──────── ENTRIES SUPPLIED

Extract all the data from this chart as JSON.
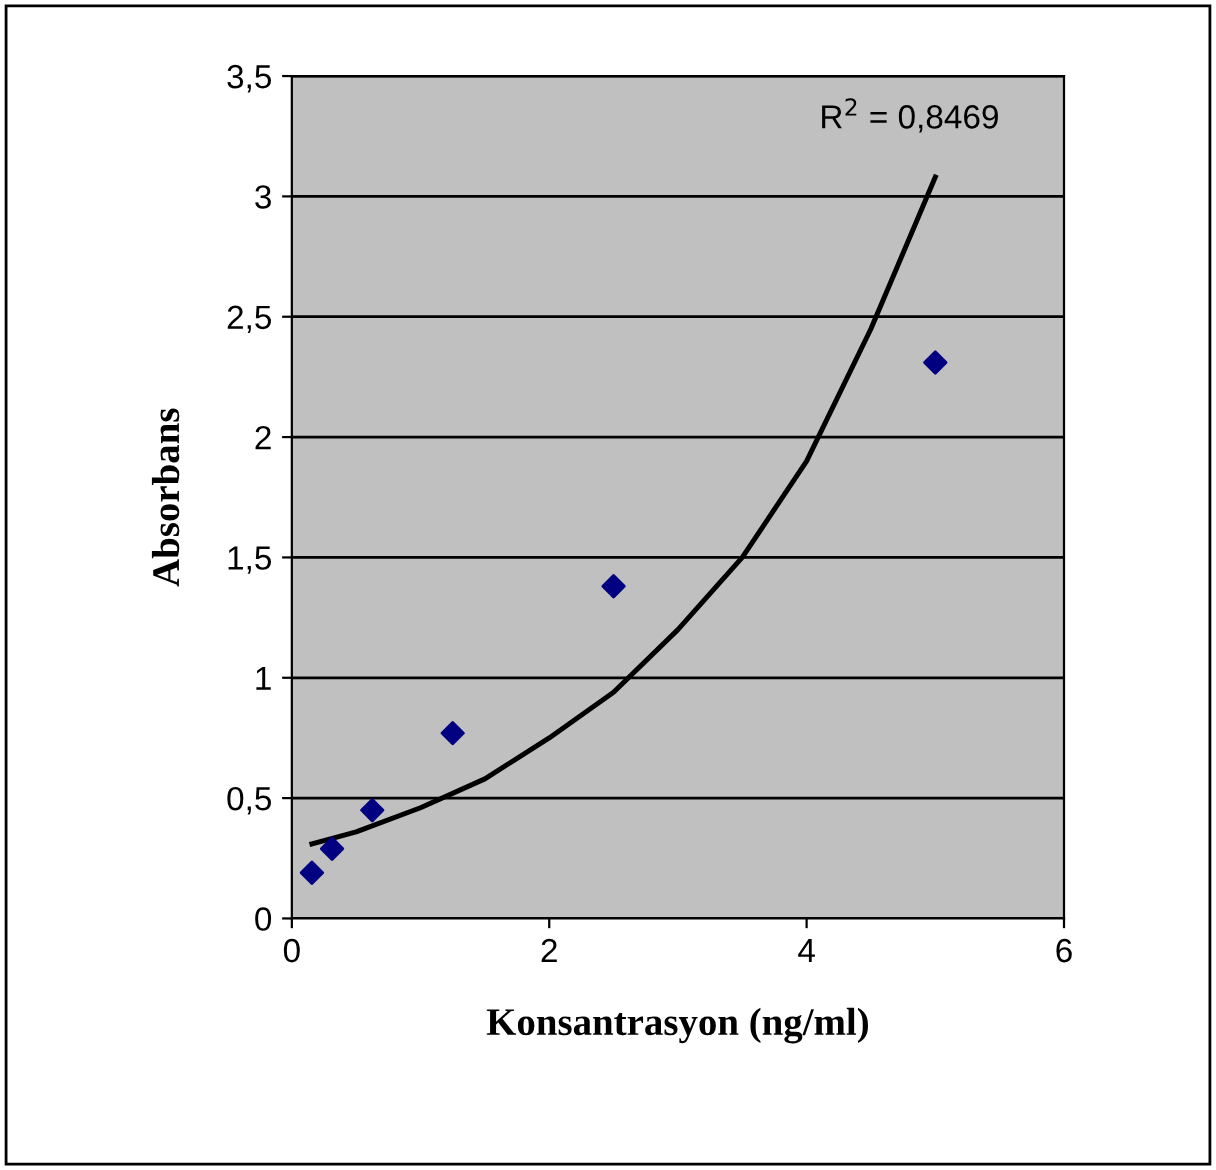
{
  "chart_data": {
    "type": "scatter",
    "xlabel": "Konsantrasyon (ng/ml)",
    "ylabel": "Absorbans",
    "x": [
      0.156,
      0.3125,
      0.625,
      1.25,
      2.5,
      5
    ],
    "series": [
      {
        "color": "#000080",
        "marker": "diamond",
        "values": [
          0.19,
          0.29,
          0.45,
          0.77,
          1.38,
          2.31
        ]
      },
      {
        "type": "line",
        "color": "#000000",
        "marker": "none",
        "x": [
          0.156,
          0.5,
          1,
          1.5,
          2,
          2.5,
          3,
          3.5,
          4,
          4.5,
          5
        ],
        "values": [
          0.31,
          0.36,
          0.46,
          0.58,
          0.75,
          0.94,
          1.2,
          1.5,
          1.9,
          2.45,
          3.08
        ]
      }
    ],
    "annotations": [
      "R$^{2}$ = 0,8469"
    ],
    "xlim": [
      0,
      6
    ],
    "xticks": [
      0,
      2,
      4,
      6
    ],
    "ylim": [
      0,
      3.5
    ],
    "yticks": [
      0,
      {
        "value": 0.5,
        "label": "0,5"
      },
      1,
      {
        "value": 1.5,
        "label": "1,5"
      },
      2,
      {
        "value": 2.5,
        "label": "2,5"
      },
      3,
      {
        "value": 3.5,
        "label": "3,5"
      }
    ],
    "grid": "y",
    "legend": false
  }
}
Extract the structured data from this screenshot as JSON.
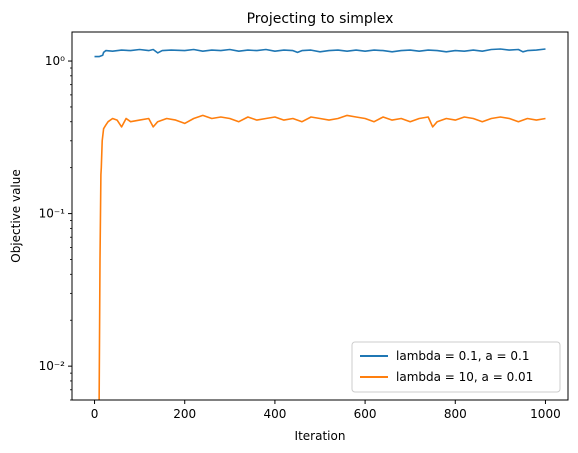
{
  "chart_data": {
    "type": "line",
    "title": "Projecting to simplex",
    "xlabel": "Iteration",
    "ylabel": "Objective value",
    "xlim": [
      -50,
      1050
    ],
    "ylim": [
      0.006,
      1.55
    ],
    "yscale": "log",
    "grid": false,
    "legend_position": "lower-right",
    "x_ticks": [
      0,
      200,
      400,
      600,
      800,
      1000
    ],
    "x_tick_labels": [
      "0",
      "200",
      "400",
      "600",
      "800",
      "1000"
    ],
    "y_ticks": [
      0.01,
      0.1,
      1
    ],
    "y_tick_labels": [
      "10⁻²",
      "10⁻¹",
      "10⁰"
    ],
    "series": [
      {
        "name": "lambda = 0.1, a = 0.1",
        "color": "#1f77b4",
        "points": [
          [
            0,
            1.07
          ],
          [
            10,
            1.07
          ],
          [
            18,
            1.09
          ],
          [
            20,
            1.14
          ],
          [
            25,
            1.17
          ],
          [
            40,
            1.16
          ],
          [
            60,
            1.18
          ],
          [
            80,
            1.17
          ],
          [
            100,
            1.19
          ],
          [
            120,
            1.17
          ],
          [
            130,
            1.19
          ],
          [
            140,
            1.13
          ],
          [
            150,
            1.17
          ],
          [
            170,
            1.18
          ],
          [
            200,
            1.17
          ],
          [
            220,
            1.19
          ],
          [
            240,
            1.16
          ],
          [
            260,
            1.18
          ],
          [
            280,
            1.17
          ],
          [
            300,
            1.19
          ],
          [
            320,
            1.16
          ],
          [
            340,
            1.18
          ],
          [
            360,
            1.17
          ],
          [
            380,
            1.19
          ],
          [
            400,
            1.16
          ],
          [
            420,
            1.18
          ],
          [
            440,
            1.17
          ],
          [
            450,
            1.14
          ],
          [
            460,
            1.17
          ],
          [
            480,
            1.18
          ],
          [
            500,
            1.15
          ],
          [
            520,
            1.17
          ],
          [
            540,
            1.18
          ],
          [
            560,
            1.16
          ],
          [
            580,
            1.18
          ],
          [
            600,
            1.16
          ],
          [
            620,
            1.18
          ],
          [
            640,
            1.17
          ],
          [
            660,
            1.15
          ],
          [
            680,
            1.17
          ],
          [
            700,
            1.18
          ],
          [
            720,
            1.16
          ],
          [
            740,
            1.18
          ],
          [
            760,
            1.17
          ],
          [
            780,
            1.15
          ],
          [
            800,
            1.17
          ],
          [
            820,
            1.16
          ],
          [
            840,
            1.18
          ],
          [
            860,
            1.16
          ],
          [
            880,
            1.19
          ],
          [
            900,
            1.2
          ],
          [
            920,
            1.18
          ],
          [
            940,
            1.19
          ],
          [
            950,
            1.15
          ],
          [
            960,
            1.17
          ],
          [
            980,
            1.18
          ],
          [
            1000,
            1.2
          ]
        ]
      },
      {
        "name": "lambda = 10, a = 0.01",
        "color": "#ff7f0e",
        "points": [
          [
            10,
            0.0055
          ],
          [
            12,
            0.05
          ],
          [
            14,
            0.18
          ],
          [
            15,
            0.2
          ],
          [
            17,
            0.3
          ],
          [
            20,
            0.36
          ],
          [
            25,
            0.38
          ],
          [
            30,
            0.4
          ],
          [
            40,
            0.42
          ],
          [
            50,
            0.41
          ],
          [
            60,
            0.37
          ],
          [
            70,
            0.42
          ],
          [
            80,
            0.4
          ],
          [
            100,
            0.41
          ],
          [
            120,
            0.42
          ],
          [
            130,
            0.37
          ],
          [
            140,
            0.4
          ],
          [
            160,
            0.42
          ],
          [
            180,
            0.41
          ],
          [
            200,
            0.39
          ],
          [
            220,
            0.42
          ],
          [
            240,
            0.44
          ],
          [
            260,
            0.42
          ],
          [
            280,
            0.43
          ],
          [
            300,
            0.42
          ],
          [
            320,
            0.4
          ],
          [
            340,
            0.43
          ],
          [
            360,
            0.41
          ],
          [
            380,
            0.42
          ],
          [
            400,
            0.43
          ],
          [
            420,
            0.41
          ],
          [
            440,
            0.42
          ],
          [
            460,
            0.4
          ],
          [
            480,
            0.43
          ],
          [
            500,
            0.42
          ],
          [
            520,
            0.41
          ],
          [
            540,
            0.42
          ],
          [
            560,
            0.44
          ],
          [
            580,
            0.43
          ],
          [
            600,
            0.42
          ],
          [
            620,
            0.4
          ],
          [
            640,
            0.43
          ],
          [
            660,
            0.41
          ],
          [
            680,
            0.42
          ],
          [
            700,
            0.4
          ],
          [
            720,
            0.42
          ],
          [
            740,
            0.43
          ],
          [
            750,
            0.37
          ],
          [
            760,
            0.4
          ],
          [
            780,
            0.42
          ],
          [
            800,
            0.41
          ],
          [
            820,
            0.43
          ],
          [
            840,
            0.42
          ],
          [
            860,
            0.4
          ],
          [
            880,
            0.42
          ],
          [
            900,
            0.43
          ],
          [
            920,
            0.42
          ],
          [
            940,
            0.4
          ],
          [
            960,
            0.42
          ],
          [
            980,
            0.41
          ],
          [
            1000,
            0.42
          ]
        ]
      }
    ]
  }
}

────────────────

- TASK DESCRIPTION
Track down the lines that include the word "xlabel" and copy them.

- SOLVED EXERCISE
    "xlabel": "Konsantrasyon (ng/ml)",
    "xlabel": "Iteration",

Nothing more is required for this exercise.